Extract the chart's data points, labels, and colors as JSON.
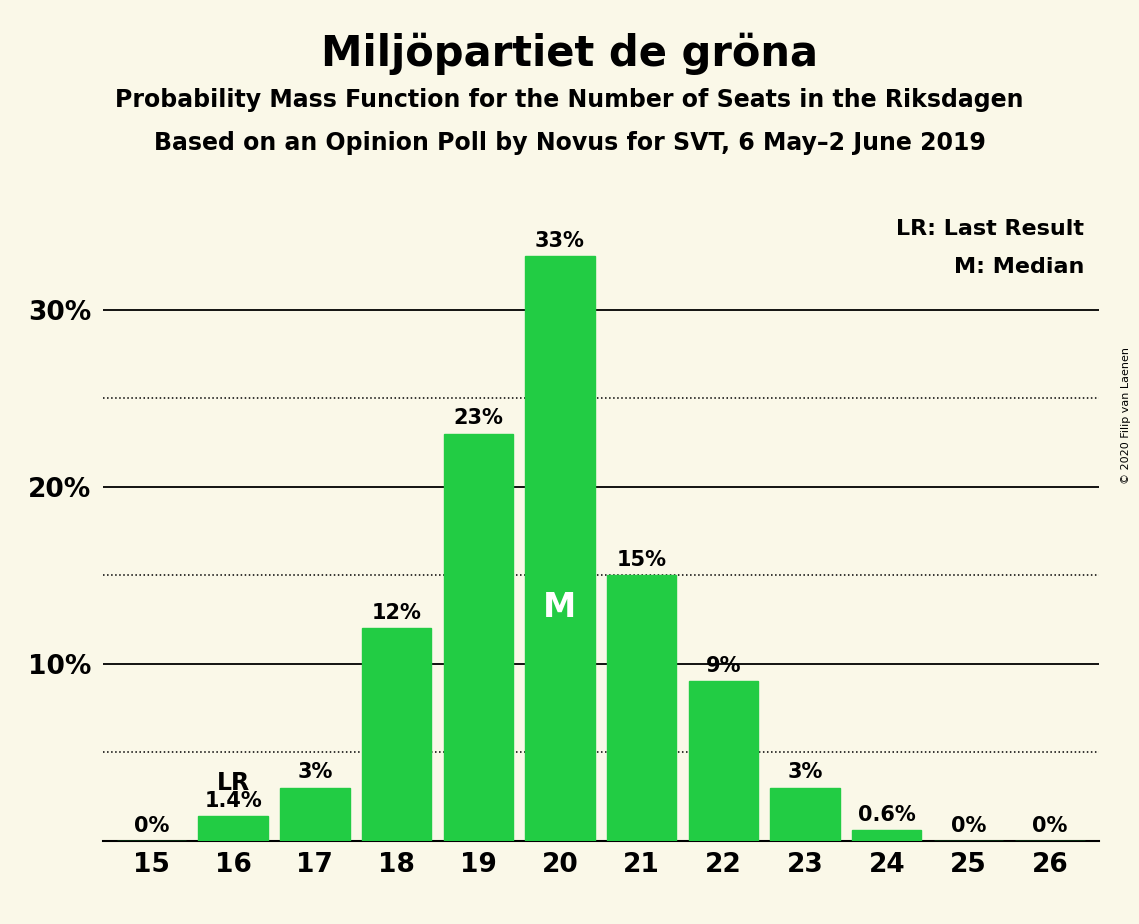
{
  "title": "Miljöpartiet de gröna",
  "subtitle1": "Probability Mass Function for the Number of Seats in the Riksdagen",
  "subtitle2": "Based on an Opinion Poll by Novus for SVT, 6 May–2 June 2019",
  "copyright": "© 2020 Filip van Laenen",
  "seats": [
    15,
    16,
    17,
    18,
    19,
    20,
    21,
    22,
    23,
    24,
    25,
    26
  ],
  "probabilities": [
    0.0,
    1.4,
    3.0,
    12.0,
    23.0,
    33.0,
    15.0,
    9.0,
    3.0,
    0.6,
    0.0,
    0.0
  ],
  "labels": [
    "0%",
    "1.4%",
    "3%",
    "12%",
    "23%",
    "33%",
    "15%",
    "9%",
    "3%",
    "0.6%",
    "0%",
    "0%"
  ],
  "bar_color": "#22cc44",
  "background_color": "#faf8e8",
  "median_seat": 20,
  "lr_seat": 16,
  "solid_yticks": [
    0,
    10,
    20,
    30
  ],
  "dotted_yticks": [
    5,
    15,
    25
  ],
  "ylim": [
    0,
    36
  ],
  "xlim": [
    14.4,
    26.6
  ],
  "title_fontsize": 30,
  "subtitle_fontsize": 17,
  "axis_fontsize": 19,
  "label_fontsize": 15,
  "legend_fontsize": 16,
  "lr_fontsize": 17,
  "m_fontsize": 24
}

□ □ □ □ □

Directions for this task: What is the number of lines in the records above that include the word "labels"? Reply with that number and nothing more.

Task answer: 2